= Materials provided =
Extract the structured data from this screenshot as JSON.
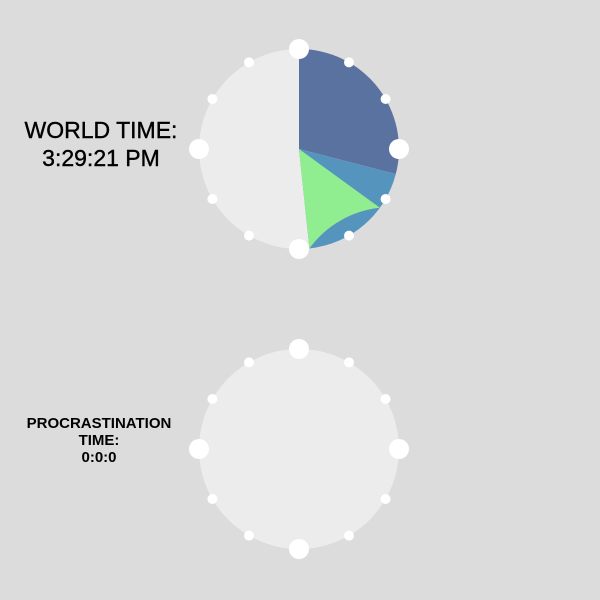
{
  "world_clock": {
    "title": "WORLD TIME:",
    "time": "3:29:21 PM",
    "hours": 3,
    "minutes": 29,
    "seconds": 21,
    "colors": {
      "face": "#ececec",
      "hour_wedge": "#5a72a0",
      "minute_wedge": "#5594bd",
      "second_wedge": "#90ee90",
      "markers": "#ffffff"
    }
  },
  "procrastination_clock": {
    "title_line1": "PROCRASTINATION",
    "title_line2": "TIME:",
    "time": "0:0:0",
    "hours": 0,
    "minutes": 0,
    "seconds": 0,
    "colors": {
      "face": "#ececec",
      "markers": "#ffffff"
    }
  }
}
---
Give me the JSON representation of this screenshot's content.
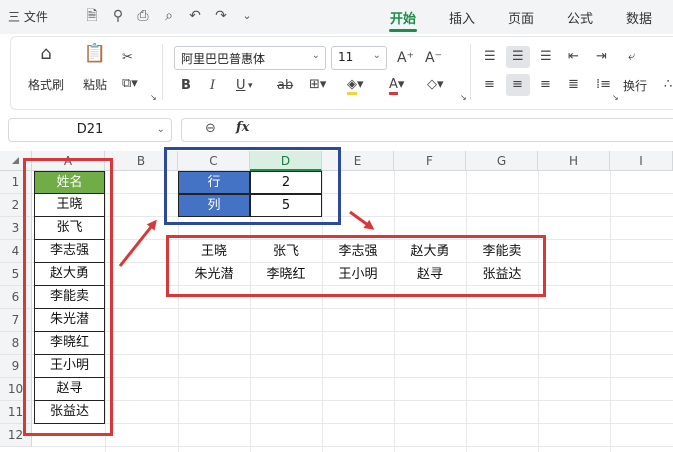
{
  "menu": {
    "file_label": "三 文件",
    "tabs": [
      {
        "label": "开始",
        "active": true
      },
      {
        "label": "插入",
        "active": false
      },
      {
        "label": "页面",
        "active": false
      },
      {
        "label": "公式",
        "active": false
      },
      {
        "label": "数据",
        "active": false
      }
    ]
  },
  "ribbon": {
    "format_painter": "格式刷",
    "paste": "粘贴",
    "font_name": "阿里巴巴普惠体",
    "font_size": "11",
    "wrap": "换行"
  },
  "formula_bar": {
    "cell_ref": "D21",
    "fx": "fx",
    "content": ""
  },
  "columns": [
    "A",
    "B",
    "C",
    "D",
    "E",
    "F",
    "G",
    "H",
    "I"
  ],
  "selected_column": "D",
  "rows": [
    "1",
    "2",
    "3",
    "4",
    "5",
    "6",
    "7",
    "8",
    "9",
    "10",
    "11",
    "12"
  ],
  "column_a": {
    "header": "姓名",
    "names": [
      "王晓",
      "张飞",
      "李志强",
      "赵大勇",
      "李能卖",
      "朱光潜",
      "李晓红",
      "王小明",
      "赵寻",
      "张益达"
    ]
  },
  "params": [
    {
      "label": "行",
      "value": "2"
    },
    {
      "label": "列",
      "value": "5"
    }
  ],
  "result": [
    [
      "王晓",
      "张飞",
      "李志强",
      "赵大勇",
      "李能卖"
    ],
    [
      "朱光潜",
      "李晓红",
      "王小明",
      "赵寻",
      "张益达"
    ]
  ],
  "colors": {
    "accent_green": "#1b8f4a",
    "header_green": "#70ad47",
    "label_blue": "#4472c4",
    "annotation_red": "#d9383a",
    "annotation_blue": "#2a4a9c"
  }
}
--
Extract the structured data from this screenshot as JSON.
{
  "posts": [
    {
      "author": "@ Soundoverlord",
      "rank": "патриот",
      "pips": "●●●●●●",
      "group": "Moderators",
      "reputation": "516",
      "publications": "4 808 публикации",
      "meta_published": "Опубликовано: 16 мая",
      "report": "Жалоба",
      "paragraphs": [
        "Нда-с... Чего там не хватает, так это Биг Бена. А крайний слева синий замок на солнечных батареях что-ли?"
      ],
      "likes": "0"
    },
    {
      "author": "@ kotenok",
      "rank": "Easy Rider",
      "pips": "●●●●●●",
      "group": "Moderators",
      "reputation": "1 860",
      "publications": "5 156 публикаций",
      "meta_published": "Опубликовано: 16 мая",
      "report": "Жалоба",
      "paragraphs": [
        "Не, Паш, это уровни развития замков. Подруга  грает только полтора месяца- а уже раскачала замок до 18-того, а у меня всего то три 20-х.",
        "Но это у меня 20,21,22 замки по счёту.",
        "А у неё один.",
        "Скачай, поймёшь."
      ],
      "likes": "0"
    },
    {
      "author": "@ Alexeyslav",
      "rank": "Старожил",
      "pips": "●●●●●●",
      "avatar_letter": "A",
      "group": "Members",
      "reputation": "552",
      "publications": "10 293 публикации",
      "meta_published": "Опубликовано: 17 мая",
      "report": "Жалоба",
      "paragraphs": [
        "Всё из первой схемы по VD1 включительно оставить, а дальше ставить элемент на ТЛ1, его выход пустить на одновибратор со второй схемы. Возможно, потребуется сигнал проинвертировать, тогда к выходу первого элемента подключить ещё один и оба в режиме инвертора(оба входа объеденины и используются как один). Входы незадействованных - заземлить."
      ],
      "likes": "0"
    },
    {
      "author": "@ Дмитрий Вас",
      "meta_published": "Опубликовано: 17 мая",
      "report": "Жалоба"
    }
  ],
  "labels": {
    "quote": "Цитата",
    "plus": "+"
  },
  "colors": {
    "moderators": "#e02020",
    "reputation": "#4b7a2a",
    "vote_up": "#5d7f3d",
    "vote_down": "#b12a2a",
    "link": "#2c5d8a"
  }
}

= Description of the task =
Pull every line containing the word "меня" out of the entries above.

= Task answer =
        "Не, Паш, это уровни развития замков. Подруга  грает только полтора месяца- а уже раскачала замок до 18-того, а у меня всего то три 20-х.",
        "Но это у меня 20,21,22 замки по счёту.",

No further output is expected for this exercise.